## Directions
Extract, from the listing that follows, each line containing the word "true".

***** Listed entries *****

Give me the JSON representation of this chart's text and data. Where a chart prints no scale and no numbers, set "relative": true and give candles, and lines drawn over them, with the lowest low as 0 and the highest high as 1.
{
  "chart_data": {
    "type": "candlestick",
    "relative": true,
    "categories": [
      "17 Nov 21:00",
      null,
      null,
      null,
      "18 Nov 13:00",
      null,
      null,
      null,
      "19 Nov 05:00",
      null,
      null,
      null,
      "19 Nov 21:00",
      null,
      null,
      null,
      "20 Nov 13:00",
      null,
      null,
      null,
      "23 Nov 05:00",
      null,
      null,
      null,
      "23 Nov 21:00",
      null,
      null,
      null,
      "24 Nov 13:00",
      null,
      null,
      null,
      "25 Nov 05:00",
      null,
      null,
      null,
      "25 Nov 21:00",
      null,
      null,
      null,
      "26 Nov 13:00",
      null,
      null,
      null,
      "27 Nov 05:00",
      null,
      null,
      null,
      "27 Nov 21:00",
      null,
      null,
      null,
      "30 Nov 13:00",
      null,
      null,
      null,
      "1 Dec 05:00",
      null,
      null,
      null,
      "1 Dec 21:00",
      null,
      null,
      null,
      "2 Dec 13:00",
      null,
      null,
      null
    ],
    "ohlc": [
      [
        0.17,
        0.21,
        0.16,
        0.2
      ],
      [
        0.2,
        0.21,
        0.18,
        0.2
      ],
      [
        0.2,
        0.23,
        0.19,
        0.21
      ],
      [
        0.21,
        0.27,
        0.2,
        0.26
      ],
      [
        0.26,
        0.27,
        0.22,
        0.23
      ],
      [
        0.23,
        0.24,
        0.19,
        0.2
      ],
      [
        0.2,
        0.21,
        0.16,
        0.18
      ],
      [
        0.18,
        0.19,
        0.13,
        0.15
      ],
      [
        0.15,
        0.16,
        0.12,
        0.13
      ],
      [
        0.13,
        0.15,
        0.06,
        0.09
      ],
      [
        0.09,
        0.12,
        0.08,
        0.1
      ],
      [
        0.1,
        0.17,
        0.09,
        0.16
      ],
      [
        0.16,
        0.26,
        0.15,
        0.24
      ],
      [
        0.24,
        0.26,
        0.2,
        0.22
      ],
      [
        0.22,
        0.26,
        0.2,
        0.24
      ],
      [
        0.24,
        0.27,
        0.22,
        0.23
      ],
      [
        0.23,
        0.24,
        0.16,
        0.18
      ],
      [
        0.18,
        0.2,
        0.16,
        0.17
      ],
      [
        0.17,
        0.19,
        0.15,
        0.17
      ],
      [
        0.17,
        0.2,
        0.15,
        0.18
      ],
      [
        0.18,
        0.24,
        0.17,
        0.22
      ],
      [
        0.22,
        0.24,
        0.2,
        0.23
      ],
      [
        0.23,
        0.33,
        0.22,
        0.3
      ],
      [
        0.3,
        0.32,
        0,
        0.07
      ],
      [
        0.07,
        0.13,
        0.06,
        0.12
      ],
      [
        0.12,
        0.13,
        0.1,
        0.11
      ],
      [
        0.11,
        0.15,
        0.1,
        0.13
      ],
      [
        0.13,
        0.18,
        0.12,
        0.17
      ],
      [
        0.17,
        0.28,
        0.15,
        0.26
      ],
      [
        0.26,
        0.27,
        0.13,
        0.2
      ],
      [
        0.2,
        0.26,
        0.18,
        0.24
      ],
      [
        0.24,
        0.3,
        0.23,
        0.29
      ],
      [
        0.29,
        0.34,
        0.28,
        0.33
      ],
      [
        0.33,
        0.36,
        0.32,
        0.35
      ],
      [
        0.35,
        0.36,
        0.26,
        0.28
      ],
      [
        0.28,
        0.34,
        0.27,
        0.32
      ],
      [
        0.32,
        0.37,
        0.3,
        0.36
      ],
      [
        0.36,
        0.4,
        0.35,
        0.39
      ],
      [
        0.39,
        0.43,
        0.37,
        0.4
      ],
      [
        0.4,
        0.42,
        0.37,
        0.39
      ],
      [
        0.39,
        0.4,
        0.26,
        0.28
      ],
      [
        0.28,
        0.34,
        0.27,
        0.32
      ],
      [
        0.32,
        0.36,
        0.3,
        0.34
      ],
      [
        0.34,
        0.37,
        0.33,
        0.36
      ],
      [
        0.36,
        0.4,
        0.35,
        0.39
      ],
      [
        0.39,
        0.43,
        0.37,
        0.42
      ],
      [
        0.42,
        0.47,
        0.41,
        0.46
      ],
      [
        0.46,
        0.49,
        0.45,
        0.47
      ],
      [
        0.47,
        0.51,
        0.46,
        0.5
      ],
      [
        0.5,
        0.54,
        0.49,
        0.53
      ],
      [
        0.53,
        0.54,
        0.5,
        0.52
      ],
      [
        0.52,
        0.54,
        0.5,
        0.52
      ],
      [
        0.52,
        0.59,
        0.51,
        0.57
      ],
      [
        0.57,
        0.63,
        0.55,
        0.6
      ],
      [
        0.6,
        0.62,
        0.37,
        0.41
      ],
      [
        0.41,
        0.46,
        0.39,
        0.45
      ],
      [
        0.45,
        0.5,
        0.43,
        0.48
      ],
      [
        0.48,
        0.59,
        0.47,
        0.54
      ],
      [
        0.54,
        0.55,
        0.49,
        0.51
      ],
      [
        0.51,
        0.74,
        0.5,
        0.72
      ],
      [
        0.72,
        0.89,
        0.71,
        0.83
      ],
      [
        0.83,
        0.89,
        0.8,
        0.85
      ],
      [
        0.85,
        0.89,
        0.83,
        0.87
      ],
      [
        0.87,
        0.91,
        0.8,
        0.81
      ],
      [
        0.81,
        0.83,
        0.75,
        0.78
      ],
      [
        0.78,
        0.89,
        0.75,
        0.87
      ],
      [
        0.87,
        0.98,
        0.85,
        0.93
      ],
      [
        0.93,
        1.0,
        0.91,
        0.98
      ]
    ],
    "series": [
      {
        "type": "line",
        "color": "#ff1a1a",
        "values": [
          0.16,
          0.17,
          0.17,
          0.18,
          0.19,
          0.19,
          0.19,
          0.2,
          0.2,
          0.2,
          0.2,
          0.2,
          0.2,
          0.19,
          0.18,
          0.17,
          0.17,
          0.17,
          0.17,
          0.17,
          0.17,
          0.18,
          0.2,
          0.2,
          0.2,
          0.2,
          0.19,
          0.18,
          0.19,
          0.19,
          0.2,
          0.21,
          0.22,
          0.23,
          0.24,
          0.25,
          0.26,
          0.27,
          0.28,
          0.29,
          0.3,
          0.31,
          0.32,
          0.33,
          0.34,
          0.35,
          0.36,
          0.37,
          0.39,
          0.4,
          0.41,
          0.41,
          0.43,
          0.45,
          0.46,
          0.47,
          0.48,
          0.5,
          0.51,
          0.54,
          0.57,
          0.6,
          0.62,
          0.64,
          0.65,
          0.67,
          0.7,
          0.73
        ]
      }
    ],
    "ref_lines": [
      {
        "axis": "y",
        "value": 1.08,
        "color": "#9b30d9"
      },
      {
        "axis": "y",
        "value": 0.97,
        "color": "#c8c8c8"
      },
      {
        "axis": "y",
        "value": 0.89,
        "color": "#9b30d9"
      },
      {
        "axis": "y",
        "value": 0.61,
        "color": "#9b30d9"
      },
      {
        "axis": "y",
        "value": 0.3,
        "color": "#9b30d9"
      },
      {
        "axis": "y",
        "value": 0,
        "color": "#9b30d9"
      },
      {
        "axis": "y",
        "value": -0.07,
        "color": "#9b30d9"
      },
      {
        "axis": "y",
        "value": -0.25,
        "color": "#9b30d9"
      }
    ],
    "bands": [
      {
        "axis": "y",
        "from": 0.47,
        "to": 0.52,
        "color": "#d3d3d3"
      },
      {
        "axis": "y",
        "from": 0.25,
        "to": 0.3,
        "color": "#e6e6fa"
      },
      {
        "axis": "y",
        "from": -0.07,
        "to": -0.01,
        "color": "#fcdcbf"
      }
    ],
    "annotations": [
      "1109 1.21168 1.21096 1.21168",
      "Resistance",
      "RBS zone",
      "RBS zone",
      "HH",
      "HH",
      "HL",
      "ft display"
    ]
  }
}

*****

## Solution to the problem
Give me the JSON representation of this chart's text and data. Where a chart prints no scale and no numbers, set "relative": true and give candles, and lines drawn over them, with the lowest low as 0 and the highest high as 1.
    "relative": true,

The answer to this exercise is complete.